──────── Available records ────────

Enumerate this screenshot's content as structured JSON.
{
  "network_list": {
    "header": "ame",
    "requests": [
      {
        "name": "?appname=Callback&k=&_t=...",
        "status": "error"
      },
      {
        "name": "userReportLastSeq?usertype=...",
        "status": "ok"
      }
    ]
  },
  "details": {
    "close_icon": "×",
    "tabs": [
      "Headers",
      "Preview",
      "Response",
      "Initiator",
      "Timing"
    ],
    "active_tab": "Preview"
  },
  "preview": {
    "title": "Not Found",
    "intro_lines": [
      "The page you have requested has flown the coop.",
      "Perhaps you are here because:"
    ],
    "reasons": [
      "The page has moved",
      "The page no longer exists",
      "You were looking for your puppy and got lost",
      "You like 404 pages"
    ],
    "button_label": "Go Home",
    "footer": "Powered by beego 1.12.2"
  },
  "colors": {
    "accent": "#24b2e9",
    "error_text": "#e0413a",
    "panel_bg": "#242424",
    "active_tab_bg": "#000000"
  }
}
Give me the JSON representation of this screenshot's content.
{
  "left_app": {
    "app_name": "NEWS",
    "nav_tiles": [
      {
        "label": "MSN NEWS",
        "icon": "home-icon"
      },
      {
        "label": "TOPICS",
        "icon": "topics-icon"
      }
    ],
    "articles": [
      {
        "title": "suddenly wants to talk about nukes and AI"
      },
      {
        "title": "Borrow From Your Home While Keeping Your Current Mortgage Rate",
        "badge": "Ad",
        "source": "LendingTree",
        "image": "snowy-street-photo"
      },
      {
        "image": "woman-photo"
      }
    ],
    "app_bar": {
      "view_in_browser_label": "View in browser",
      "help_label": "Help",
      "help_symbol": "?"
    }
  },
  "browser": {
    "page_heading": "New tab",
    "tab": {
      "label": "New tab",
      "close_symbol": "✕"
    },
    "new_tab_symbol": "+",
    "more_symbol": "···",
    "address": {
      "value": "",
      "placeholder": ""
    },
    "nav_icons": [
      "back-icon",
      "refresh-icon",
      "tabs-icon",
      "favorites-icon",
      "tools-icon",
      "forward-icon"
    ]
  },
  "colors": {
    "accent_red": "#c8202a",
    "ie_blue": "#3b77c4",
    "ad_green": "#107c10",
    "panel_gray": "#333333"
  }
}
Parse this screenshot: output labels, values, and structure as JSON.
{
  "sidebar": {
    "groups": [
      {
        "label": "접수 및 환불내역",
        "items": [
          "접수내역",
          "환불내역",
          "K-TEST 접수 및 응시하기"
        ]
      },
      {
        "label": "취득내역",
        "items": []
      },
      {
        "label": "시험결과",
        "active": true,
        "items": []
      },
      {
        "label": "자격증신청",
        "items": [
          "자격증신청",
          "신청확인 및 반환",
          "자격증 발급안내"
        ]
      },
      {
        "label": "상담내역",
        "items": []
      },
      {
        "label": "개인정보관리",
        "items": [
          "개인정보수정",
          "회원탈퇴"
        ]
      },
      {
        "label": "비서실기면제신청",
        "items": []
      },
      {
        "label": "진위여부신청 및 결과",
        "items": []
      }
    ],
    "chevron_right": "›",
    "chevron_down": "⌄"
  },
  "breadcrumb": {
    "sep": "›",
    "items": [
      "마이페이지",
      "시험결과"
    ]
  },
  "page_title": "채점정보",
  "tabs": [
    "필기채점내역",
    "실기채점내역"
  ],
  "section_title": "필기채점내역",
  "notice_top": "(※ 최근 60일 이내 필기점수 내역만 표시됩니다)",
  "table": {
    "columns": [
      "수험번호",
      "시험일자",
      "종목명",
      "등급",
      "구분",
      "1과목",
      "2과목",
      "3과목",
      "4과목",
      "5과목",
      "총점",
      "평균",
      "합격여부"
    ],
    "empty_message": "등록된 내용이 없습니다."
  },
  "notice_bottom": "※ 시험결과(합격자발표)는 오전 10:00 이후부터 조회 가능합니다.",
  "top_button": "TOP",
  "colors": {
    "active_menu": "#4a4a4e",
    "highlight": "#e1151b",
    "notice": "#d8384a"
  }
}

────────

● **Aim of the task**
Whichever lines contain the string "browser", select and copy them.

● **Answer to this problem**
      "view_in_browser_label": "View in browser",
  "browser": {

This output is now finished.